SET TASK
Skip every picture, and copy exactly the lines from the one containing "Convert this screenshot" to the end of the data.

DATASET EXCERPTS
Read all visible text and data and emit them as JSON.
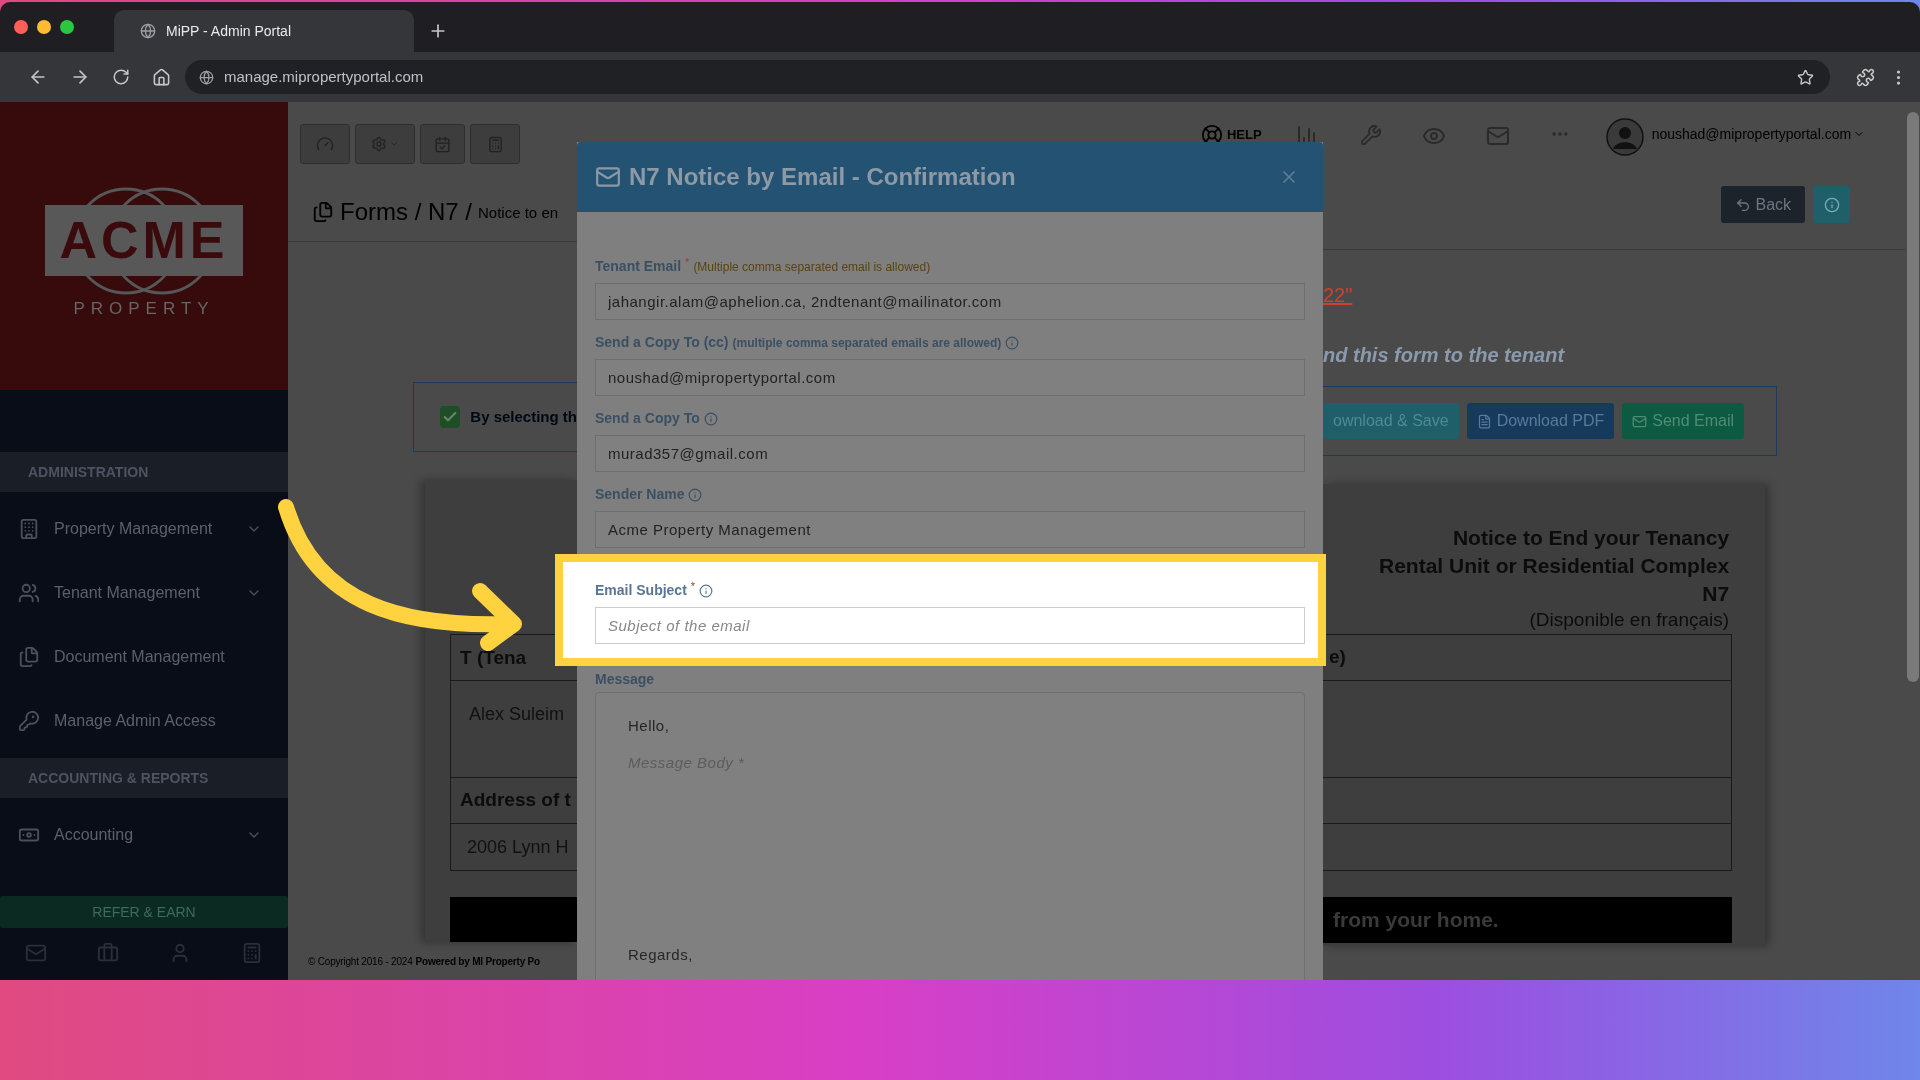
{
  "browser": {
    "tab_title": "MiPP - Admin Portal",
    "url": "manage.mipropertyportal.com"
  },
  "sidebar": {
    "logo_wordmark": "ACME",
    "logo_tagline": "PROPERTY",
    "sections": [
      {
        "heading": "ADMINISTRATION",
        "items": [
          {
            "label": "Property Management",
            "has_submenu": true
          },
          {
            "label": "Tenant Management",
            "has_submenu": true
          },
          {
            "label": "Document Management",
            "has_submenu": false
          },
          {
            "label": "Manage Admin Access",
            "has_submenu": false
          }
        ]
      },
      {
        "heading": "ACCOUNTING & REPORTS",
        "items": [
          {
            "label": "Accounting",
            "has_submenu": true
          }
        ]
      }
    ],
    "refer_button": "REFER & EARN"
  },
  "header": {
    "help_label": "HELP",
    "user_email": "noushad@mipropertyportal.com"
  },
  "page": {
    "breadcrumb": "Forms / N7 /",
    "breadcrumb_current": "Notice to en",
    "back_button": "Back",
    "link_fragment": "22\"",
    "instruction_fragment": "nd this form to the tenant",
    "consent": {
      "checked": true,
      "text": "By selecting th"
    },
    "actions": [
      {
        "label": "ownload & Save",
        "kind": "save"
      },
      {
        "label": "Download PDF",
        "kind": "pdf"
      },
      {
        "label": "Send Email",
        "kind": "email"
      }
    ],
    "document": {
      "title_lines": [
        "Notice to End your Tenancy",
        "Rental Unit or Residential Complex",
        "N7"
      ],
      "subtitle": "(Disponible en français)",
      "left_cells": [
        "T (Tena",
        "Alex Suleim",
        "Address of t",
        "2006 Lynn H"
      ],
      "right_cells": [
        "e)"
      ],
      "banner_fragment": "from your home."
    },
    "footer": {
      "copyright": "© Copyright 2016 - 2024",
      "powered_by": "Powered by MI Property Po"
    }
  },
  "modal": {
    "title": "N7 Notice by Email - Confirmation",
    "fields": [
      {
        "label": "Tenant Email",
        "required_mark": "*",
        "hint": "(Multiple comma separated email is allowed)",
        "info": false,
        "value": "jahangir.alam@aphelion.ca, 2ndtenant@mailinator.com",
        "highlighted": false
      },
      {
        "label": "Send a Copy To (cc)",
        "hint": "(multiple comma separated emails are allowed)",
        "info": true,
        "value": "noushad@mipropertyportal.com",
        "highlighted": false
      },
      {
        "label": "Send a Copy To",
        "info": true,
        "value": "murad357@gmail.com",
        "highlighted": false
      },
      {
        "label": "Sender Name",
        "info": true,
        "value": "Acme Property Management",
        "highlighted": false
      },
      {
        "label": "Email Subject",
        "required_mark": "*",
        "info": true,
        "placeholder": "Subject of the email",
        "highlighted": true
      }
    ],
    "message": {
      "label": "Message",
      "lines": [
        {
          "text": "Hello,",
          "placeholder": false
        },
        {
          "text": "Message Body *",
          "placeholder": true
        },
        {
          "text": "Regards,",
          "placeholder": false
        }
      ]
    }
  }
}
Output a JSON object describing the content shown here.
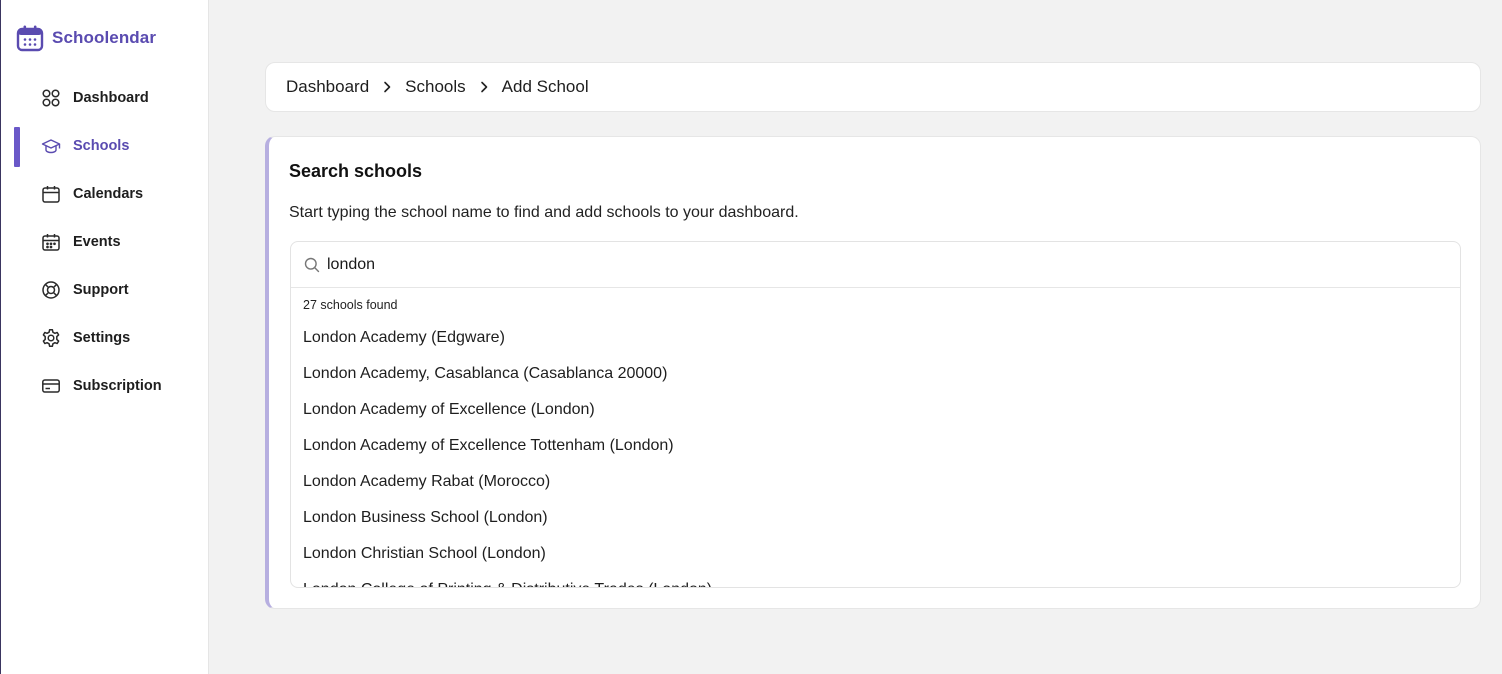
{
  "brand": {
    "name": "Schoolendar",
    "icon": "calendar-logo-icon",
    "color": "#5a4bb0"
  },
  "sidebar": {
    "items": [
      {
        "label": "Dashboard",
        "icon": "grid-icon",
        "active": false
      },
      {
        "label": "Schools",
        "icon": "graduation-cap-icon",
        "active": true
      },
      {
        "label": "Calendars",
        "icon": "calendar-icon",
        "active": false
      },
      {
        "label": "Events",
        "icon": "calendar-events-icon",
        "active": false
      },
      {
        "label": "Support",
        "icon": "lifebuoy-icon",
        "active": false
      },
      {
        "label": "Settings",
        "icon": "gear-icon",
        "active": false
      },
      {
        "label": "Subscription",
        "icon": "credit-card-icon",
        "active": false
      }
    ]
  },
  "breadcrumb": {
    "items": [
      "Dashboard",
      "Schools",
      "Add School"
    ],
    "separator_icon": "chevron-right-icon"
  },
  "main": {
    "title": "Search schools",
    "description": "Start typing the school name to find and add schools to your dashboard.",
    "search": {
      "value": "london",
      "icon": "search-icon",
      "results_count": "27 schools found",
      "results": [
        "London Academy (Edgware)",
        "London Academy, Casablanca (Casablanca 20000)",
        "London Academy of Excellence (London)",
        "London Academy of Excellence Tottenham (London)",
        "London Academy Rabat (Morocco)",
        "London Business School (London)",
        "London Christian School (London)",
        "London College of Printing & Distributive Trades (London)"
      ]
    }
  },
  "colors": {
    "accent": "#6a58c8",
    "card_border_accent": "#b7afe0",
    "background": "#f2f2f2"
  }
}
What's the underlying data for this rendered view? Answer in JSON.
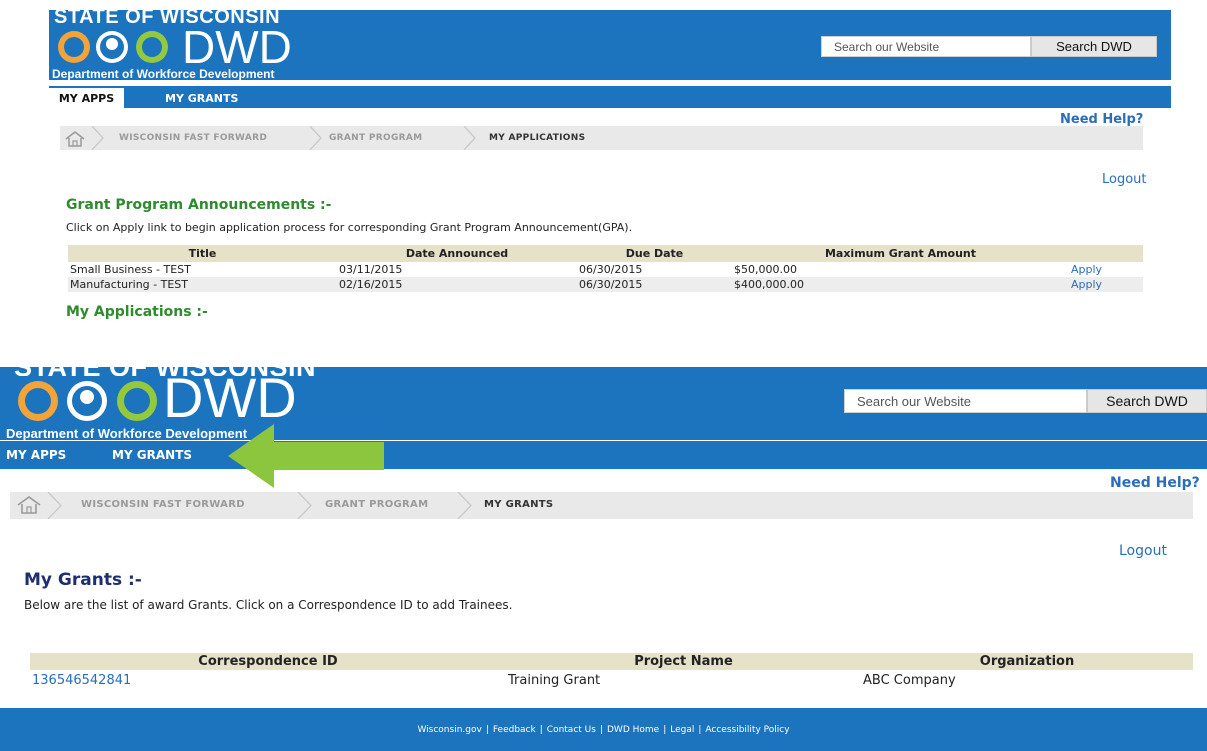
{
  "top": {
    "brand": {
      "state": "STATE OF WISCONSIN",
      "dwd": "DWD",
      "department": "Department of Workforce Development"
    },
    "search": {
      "placeholder": "Search our Website",
      "button": "Search DWD"
    },
    "nav": {
      "my_apps": "MY APPS",
      "my_grants": "MY GRANTS"
    },
    "breadcrumb": [
      "WISCONSIN FAST FORWARD",
      "GRANT PROGRAM",
      "MY APPLICATIONS"
    ],
    "need_help": "Need Help?",
    "logout": "Logout",
    "announcements_heading": "Grant Program Announcements :-",
    "announcements_desc": "Click on Apply link to begin application process for corresponding Grant Program Announcement(GPA).",
    "table": {
      "headers": [
        "Title",
        "Date Announced",
        "Due Date",
        "Maximum Grant Amount",
        ""
      ],
      "rows": [
        [
          "Small Business - TEST",
          "03/11/2015",
          "06/30/2015",
          "$50,000.00",
          "Apply"
        ],
        [
          "Manufacturing - TEST",
          "02/16/2015",
          "06/30/2015",
          "$400,000.00",
          "Apply"
        ]
      ]
    },
    "applications_heading": "My Applications :-"
  },
  "bottom": {
    "brand": {
      "state": "STATE OF WISCONSIN",
      "dwd": "DWD",
      "department": "Department of Workforce Development"
    },
    "search": {
      "placeholder": "Search our Website",
      "button": "Search DWD"
    },
    "nav": {
      "my_apps": "MY APPS",
      "my_grants": "MY GRANTS"
    },
    "breadcrumb": [
      "WISCONSIN FAST FORWARD",
      "GRANT PROGRAM",
      "MY GRANTS"
    ],
    "need_help": "Need Help?",
    "logout": "Logout",
    "grants_heading": "My Grants :-",
    "grants_desc": "Below are the list of award Grants. Click on a Correspondence ID to add Trainees.",
    "table": {
      "headers": [
        "Correspondence ID",
        "Project Name",
        "Organization"
      ],
      "rows": [
        [
          "136546542841",
          "Training Grant",
          "ABC Company"
        ]
      ]
    },
    "footer": {
      "links": [
        "Wisconsin.gov",
        "Feedback",
        "Contact Us",
        "DWD Home",
        "Legal",
        "Accessibility Policy"
      ],
      "separator": "|"
    }
  },
  "colors": {
    "header_blue": "#1b74bd",
    "heading_green": "#2e8b2e",
    "heading_navy": "#1d2f6f",
    "link_blue": "#2a6ebb",
    "table_header": "#e5e2c9",
    "arrow_green": "#8cc63f"
  },
  "icons": {
    "home": "home-icon",
    "arrow": "left-arrow-icon"
  }
}
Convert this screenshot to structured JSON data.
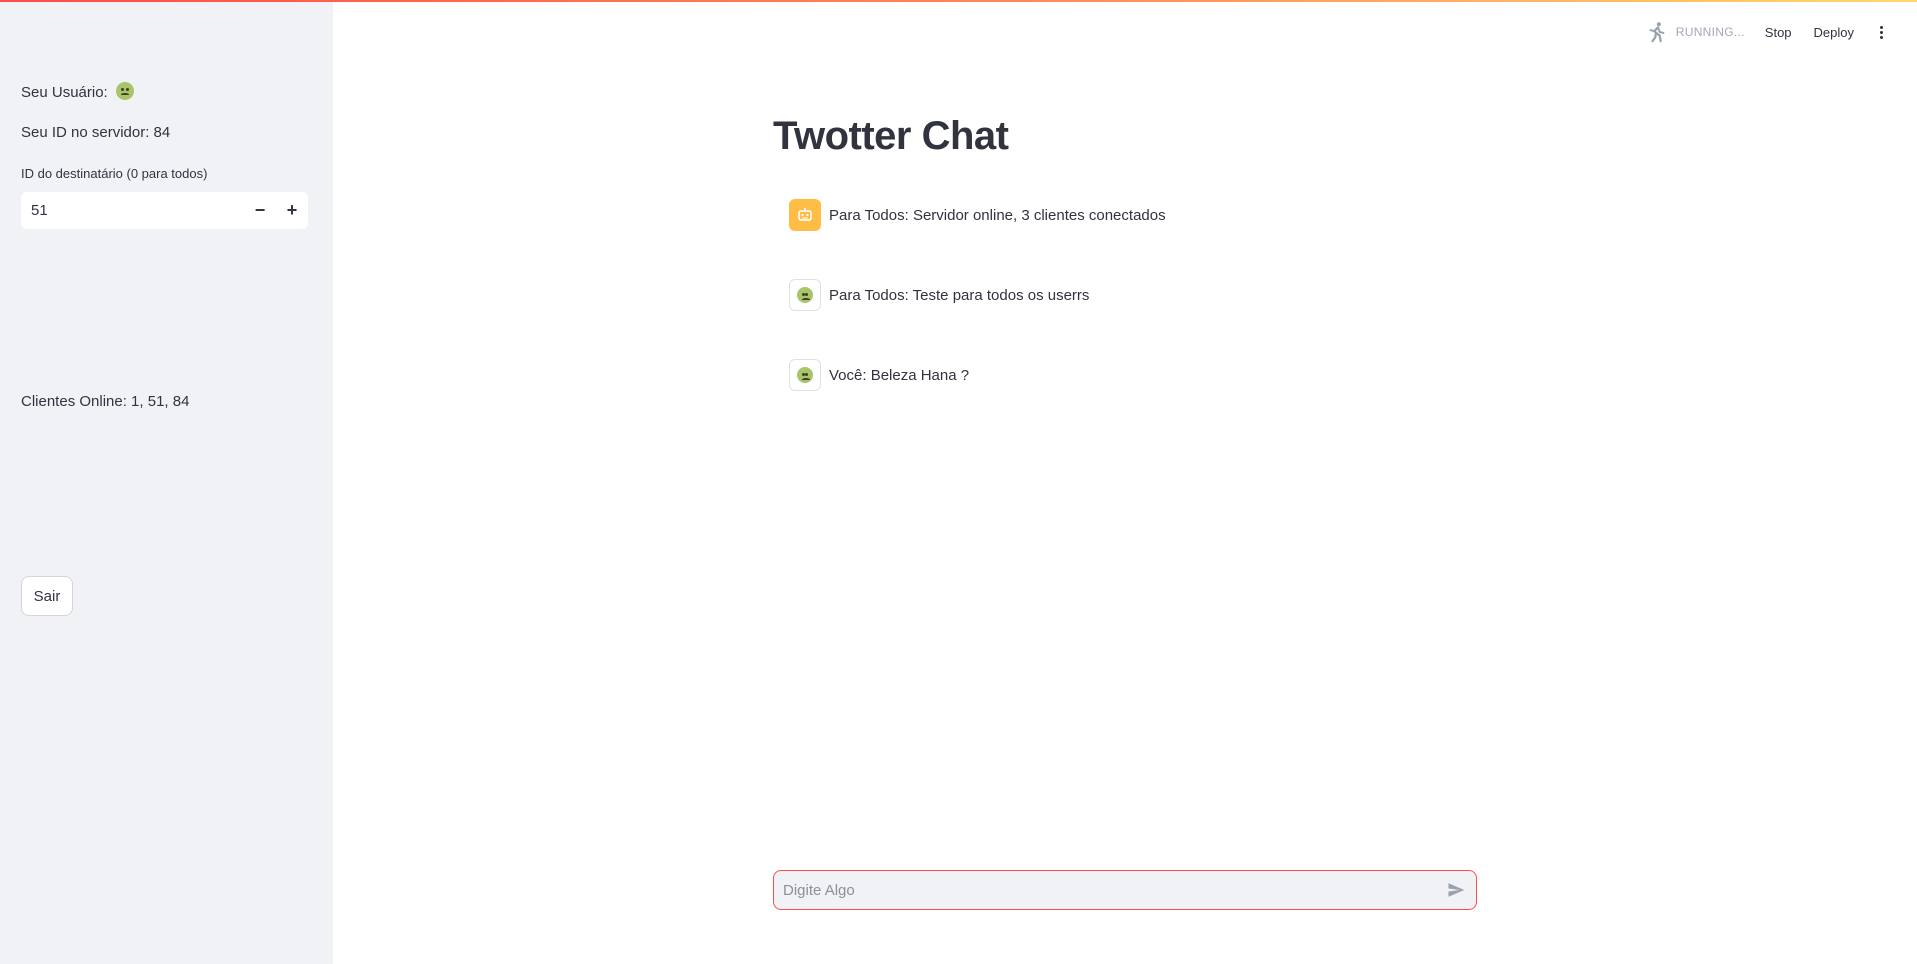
{
  "sidebar": {
    "user_label": "Seu Usuário:",
    "server_id": "Seu ID no servidor: 84",
    "recipient_label": "ID do destinatário (0 para todos)",
    "recipient_value": "51",
    "online_clients": "Clientes Online: 1, 51, 84",
    "exit_button": "Sair"
  },
  "header": {
    "status": "RUNNING...",
    "stop": "Stop",
    "deploy": "Deploy"
  },
  "main": {
    "title": "Twotter Chat",
    "messages": [
      {
        "avatar": "robot-icon",
        "text": "Para Todos: Servidor online, 3 clientes conectados"
      },
      {
        "avatar": "nauseated-face-emoji",
        "text": "Para Todos: Teste para todos os userrs"
      },
      {
        "avatar": "nauseated-face-emoji",
        "text": "Você: Beleza Hana ?"
      }
    ]
  },
  "chat_input": {
    "placeholder": "Digite Algo"
  },
  "colors": {
    "accent": "#ff4b4b",
    "bot_avatar": "#ffbd45",
    "sidebar_bg": "#f0f2f6"
  }
}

SOLUTION BELOW
Convert this screenshot to structured JSON data.
{
  "sidebar": {
    "user_label": "Seu Usuário:",
    "server_id": "Seu ID no servidor: 84",
    "recipient_label": "ID do destinatário (0 para todos)",
    "recipient_value": "51",
    "online_clients": "Clientes Online: 1, 51, 84",
    "exit_button": "Sair"
  },
  "header": {
    "status": "RUNNING...",
    "stop": "Stop",
    "deploy": "Deploy"
  },
  "main": {
    "title": "Twotter Chat",
    "messages": [
      {
        "avatar": "robot-icon",
        "text": "Para Todos: Servidor online, 3 clientes conectados"
      },
      {
        "avatar": "nauseated-face-emoji",
        "text": "Para Todos: Teste para todos os userrs"
      },
      {
        "avatar": "nauseated-face-emoji",
        "text": "Você: Beleza Hana ?"
      }
    ]
  },
  "chat_input": {
    "placeholder": "Digite Algo"
  },
  "colors": {
    "accent": "#ff4b4b",
    "bot_avatar": "#ffbd45",
    "sidebar_bg": "#f0f2f6"
  }
}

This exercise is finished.